• **Problem to work on**
Below are records; state how many of their lines hold the word "出発時間", and give only the figure.

[Dataset entries]
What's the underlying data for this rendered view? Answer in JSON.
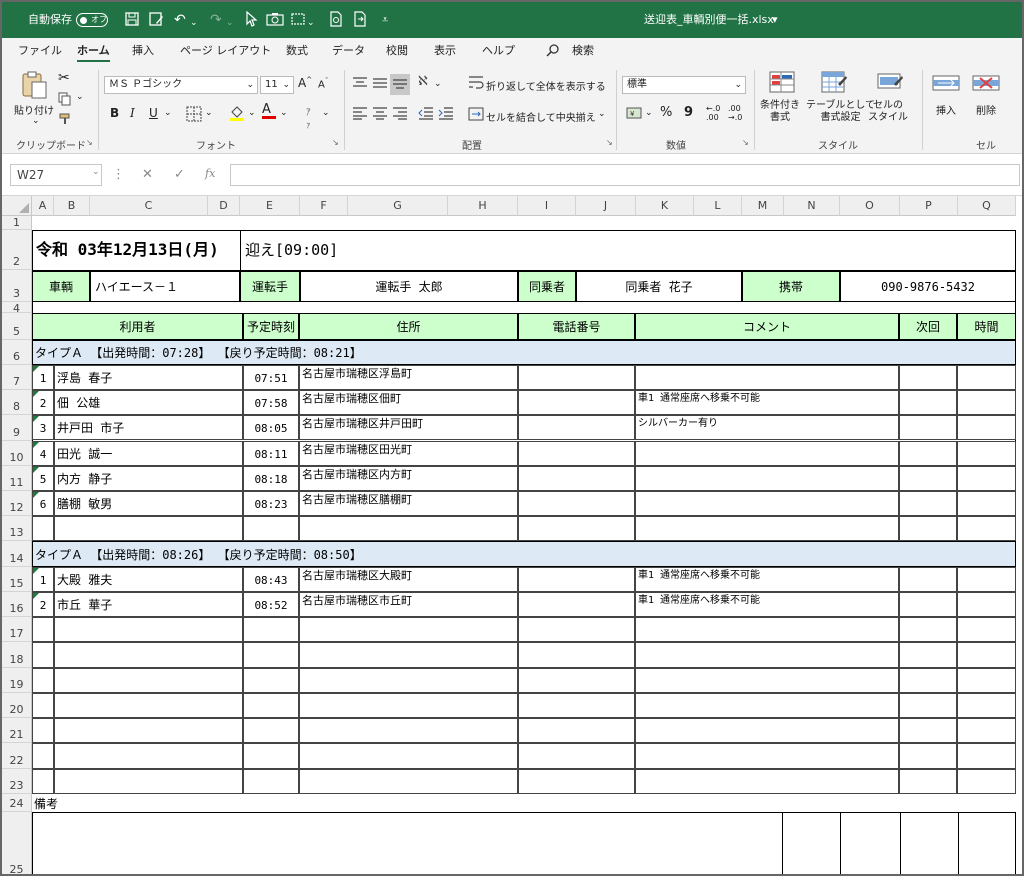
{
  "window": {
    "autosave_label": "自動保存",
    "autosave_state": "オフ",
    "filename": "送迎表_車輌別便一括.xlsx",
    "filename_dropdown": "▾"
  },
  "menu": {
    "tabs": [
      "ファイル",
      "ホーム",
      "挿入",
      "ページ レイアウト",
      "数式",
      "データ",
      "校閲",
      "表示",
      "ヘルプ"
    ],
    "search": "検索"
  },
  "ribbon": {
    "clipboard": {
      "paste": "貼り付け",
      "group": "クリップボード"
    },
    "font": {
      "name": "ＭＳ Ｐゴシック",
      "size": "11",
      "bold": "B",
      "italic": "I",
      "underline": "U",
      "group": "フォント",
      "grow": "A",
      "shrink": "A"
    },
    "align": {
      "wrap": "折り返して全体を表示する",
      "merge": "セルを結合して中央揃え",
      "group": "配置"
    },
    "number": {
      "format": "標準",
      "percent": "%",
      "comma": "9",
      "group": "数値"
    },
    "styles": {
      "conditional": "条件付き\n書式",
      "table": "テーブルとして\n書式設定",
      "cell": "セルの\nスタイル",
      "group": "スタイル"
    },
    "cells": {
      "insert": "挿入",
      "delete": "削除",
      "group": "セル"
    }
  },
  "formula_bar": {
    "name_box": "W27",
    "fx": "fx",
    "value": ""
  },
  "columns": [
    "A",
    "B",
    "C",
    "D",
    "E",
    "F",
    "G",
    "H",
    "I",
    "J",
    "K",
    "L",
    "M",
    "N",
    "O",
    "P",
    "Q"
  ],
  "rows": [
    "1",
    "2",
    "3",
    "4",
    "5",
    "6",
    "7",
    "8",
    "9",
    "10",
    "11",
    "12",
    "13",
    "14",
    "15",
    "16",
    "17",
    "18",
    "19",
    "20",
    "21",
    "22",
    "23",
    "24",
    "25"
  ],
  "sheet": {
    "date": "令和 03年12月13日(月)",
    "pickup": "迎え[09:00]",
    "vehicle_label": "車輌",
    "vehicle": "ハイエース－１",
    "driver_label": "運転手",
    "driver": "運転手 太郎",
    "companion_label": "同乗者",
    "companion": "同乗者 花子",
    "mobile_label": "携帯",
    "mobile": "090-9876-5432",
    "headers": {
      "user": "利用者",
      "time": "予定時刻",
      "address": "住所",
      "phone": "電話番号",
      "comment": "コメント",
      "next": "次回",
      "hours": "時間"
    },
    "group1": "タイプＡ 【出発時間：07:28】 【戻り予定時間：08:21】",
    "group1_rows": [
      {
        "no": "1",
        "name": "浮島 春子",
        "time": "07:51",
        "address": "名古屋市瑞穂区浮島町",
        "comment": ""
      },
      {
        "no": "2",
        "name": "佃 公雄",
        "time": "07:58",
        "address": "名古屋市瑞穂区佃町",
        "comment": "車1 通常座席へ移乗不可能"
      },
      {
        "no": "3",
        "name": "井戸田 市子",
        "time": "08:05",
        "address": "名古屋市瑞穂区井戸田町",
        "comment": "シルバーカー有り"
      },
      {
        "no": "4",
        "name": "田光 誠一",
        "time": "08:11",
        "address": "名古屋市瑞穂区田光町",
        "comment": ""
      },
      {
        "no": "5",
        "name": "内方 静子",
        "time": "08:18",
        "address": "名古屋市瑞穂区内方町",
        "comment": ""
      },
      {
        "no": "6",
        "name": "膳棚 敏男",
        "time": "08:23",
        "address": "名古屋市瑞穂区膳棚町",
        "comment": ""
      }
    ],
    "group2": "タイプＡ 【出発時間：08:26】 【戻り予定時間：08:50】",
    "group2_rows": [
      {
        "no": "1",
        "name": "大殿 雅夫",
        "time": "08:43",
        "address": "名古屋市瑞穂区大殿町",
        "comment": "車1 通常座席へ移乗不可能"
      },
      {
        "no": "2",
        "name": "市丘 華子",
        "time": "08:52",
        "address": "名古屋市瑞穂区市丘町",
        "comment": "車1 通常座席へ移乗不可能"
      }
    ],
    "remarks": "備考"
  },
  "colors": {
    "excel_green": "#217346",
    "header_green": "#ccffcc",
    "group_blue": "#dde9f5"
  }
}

• **Correct output**
2